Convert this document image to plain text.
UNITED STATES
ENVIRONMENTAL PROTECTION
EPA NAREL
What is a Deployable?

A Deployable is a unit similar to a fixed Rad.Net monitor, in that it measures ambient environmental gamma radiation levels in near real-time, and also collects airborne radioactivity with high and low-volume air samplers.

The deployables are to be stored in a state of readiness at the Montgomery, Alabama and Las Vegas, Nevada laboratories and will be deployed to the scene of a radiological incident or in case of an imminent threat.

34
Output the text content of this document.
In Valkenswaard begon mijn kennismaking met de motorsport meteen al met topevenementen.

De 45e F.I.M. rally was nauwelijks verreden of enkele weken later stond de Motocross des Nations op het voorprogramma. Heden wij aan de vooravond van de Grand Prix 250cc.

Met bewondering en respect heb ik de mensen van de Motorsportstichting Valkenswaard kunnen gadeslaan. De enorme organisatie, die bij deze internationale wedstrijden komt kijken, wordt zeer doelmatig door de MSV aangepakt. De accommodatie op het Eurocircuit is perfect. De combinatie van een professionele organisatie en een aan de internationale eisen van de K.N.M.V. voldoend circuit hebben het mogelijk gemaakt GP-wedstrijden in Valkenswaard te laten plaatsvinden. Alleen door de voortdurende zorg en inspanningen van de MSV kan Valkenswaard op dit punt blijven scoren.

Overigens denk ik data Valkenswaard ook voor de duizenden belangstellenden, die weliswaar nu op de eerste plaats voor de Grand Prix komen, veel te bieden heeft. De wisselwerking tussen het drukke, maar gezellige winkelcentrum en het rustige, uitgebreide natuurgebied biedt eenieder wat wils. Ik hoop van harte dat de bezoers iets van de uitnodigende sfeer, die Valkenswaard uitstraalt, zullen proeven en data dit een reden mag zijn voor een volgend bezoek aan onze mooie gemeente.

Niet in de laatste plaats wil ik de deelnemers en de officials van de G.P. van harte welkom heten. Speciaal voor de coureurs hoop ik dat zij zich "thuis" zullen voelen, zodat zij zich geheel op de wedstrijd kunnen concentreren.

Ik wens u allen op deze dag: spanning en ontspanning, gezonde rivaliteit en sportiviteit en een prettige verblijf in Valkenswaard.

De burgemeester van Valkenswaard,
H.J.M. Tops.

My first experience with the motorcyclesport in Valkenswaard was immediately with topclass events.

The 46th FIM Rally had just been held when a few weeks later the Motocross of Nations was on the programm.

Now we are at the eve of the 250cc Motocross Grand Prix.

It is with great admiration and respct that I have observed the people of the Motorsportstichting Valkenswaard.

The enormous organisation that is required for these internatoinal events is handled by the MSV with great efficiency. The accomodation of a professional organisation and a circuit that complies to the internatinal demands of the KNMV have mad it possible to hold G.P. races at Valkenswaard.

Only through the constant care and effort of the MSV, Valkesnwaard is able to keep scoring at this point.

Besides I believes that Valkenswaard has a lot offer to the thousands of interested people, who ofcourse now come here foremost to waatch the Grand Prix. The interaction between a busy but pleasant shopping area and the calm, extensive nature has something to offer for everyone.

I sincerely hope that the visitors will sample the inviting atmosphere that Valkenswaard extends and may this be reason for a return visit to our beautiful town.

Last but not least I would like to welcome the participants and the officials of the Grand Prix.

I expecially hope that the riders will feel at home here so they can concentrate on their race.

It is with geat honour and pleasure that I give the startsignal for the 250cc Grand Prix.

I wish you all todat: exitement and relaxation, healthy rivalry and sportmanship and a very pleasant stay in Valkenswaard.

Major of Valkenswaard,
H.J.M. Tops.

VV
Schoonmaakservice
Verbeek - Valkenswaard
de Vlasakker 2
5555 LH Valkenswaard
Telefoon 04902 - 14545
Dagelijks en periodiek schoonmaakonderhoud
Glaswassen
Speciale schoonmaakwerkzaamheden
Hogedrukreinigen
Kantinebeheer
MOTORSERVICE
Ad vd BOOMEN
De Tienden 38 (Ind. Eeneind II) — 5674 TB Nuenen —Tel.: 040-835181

------------------------------------------------

> [YOUR GOAL] Print every record above exactly as written.

> [RESPONSE BELOW]
Convert this document image to plain text.
UNITED STATES
ENVIRONMENTAL PROTECTION
EPA NAREL
What is a Deployable?

A Deployable is a unit similar to a fixed Rad.Net monitor, in that it measures ambient environmental gamma radiation levels in near real-time, and also collects airborne radioactivity with high and low-volume air samplers.

The deployables are to be stored in a state of readiness at the Montgomery, Alabama and Las Vegas, Nevada laboratories and will be deployed to the scene of a radiological incident or in case of an imminent threat.

34
Output the text content of this document.
In Valkenswaard begon mijn kennismaking met de motorsport meteen al met topevenementen.

De 45e F.I.M. rally was nauwelijks verreden of enkele weken later stond de Motocross des Nations op het voorprogramma. Heden wij aan de vooravond van de Grand Prix 250cc.

Met bewondering en respect heb ik de mensen van de Motorsportstichting Valkenswaard kunnen gadeslaan. De enorme organisatie, die bij deze internationale wedstrijden komt kijken, wordt zeer doelmatig door de MSV aangepakt. De accommodatie op het Eurocircuit is perfect. De combinatie van een professionele organisatie en een aan de internationale eisen van de K.N.M.V. voldoend circuit hebben het mogelijk gemaakt GP-wedstrijden in Valkenswaard te laten plaatsvinden. Alleen door de voortdurende zorg en inspanningen van de MSV kan Valkenswaard op dit punt blijven scoren.

Overigens denk ik data Valkenswaard ook voor de duizenden belangstellenden, die weliswaar nu op de eerste plaats voor de Grand Prix komen, veel te bieden heeft. De wisselwerking tussen het drukke, maar gezellige winkelcentrum en het rustige, uitgebreide natuurgebied biedt eenieder wat wils. Ik hoop van harte dat de bezoers iets van de uitnodigende sfeer, die Valkenswaard uitstraalt, zullen proeven en data dit een reden mag zijn voor een volgend bezoek aan onze mooie gemeente.

Niet in de laatste plaats wil ik de deelnemers en de officials van de G.P. van harte welkom heten. Speciaal voor de coureurs hoop ik dat zij zich "thuis" zullen voelen, zodat zij zich geheel op de wedstrijd kunnen concentreren.

Ik wens u allen op deze dag: spanning en ontspanning, gezonde rivaliteit en sportiviteit en een prettige verblijf in Valkenswaard.

De burgemeester van Valkenswaard,
H.J.M. Tops.

My first experience with the motorcyclesport in Valkenswaard was immediately with topclass events.

The 46th FIM Rally had just been held when a few weeks later the Motocross of Nations was on the programm.

Now we are at the eve of the 250cc Motocross Grand Prix.

It is with great admiration and respct that I have observed the people of the Motorsportstichting Valkenswaard.

The enormous organisation that is required for these internatoinal events is handled by the MSV with great efficiency. The accomodation of a professional organisation and a circuit that complies to the internatinal demands of the KNMV have mad it possible to hold G.P. races at Valkenswaard.

Only through the constant care and effort of the MSV, Valkesnwaard is able to keep scoring at this point.

Besides I believes that Valkenswaard has a lot offer to the thousands of interested people, who ofcourse now come here foremost to waatch the Grand Prix. The interaction between a busy but pleasant shopping area and the calm, extensive nature has something to offer for everyone.

I sincerely hope that the visitors will sample the inviting atmosphere that Valkenswaard extends and may this be reason for a return visit to our beautiful town.

Last but not least I would like to welcome the participants and the officials of the Grand Prix.

I expecially hope that the riders will feel at home here so they can concentrate on their race.

It is with geat honour and pleasure that I give the startsignal for the 250cc Grand Prix.

I wish you all todat: exitement and relaxation, healthy rivalry and sportmanship and a very pleasant stay in Valkenswaard.

Major of Valkenswaard,
H.J.M. Tops.

VV
Schoonmaakservice
Verbeek - Valkenswaard
de Vlasakker 2
5555 LH Valkenswaard
Telefoon 04902 - 14545
Dagelijks en periodiek schoonmaakonderhoud
Glaswassen
Speciale schoonmaakwerkzaamheden
Hogedrukreinigen
Kantinebeheer
MOTORSERVICE
Ad vd BOOMEN
De Tienden 38 (Ind. Eeneind II) — 5674 TB Nuenen —Tel.: 040-835181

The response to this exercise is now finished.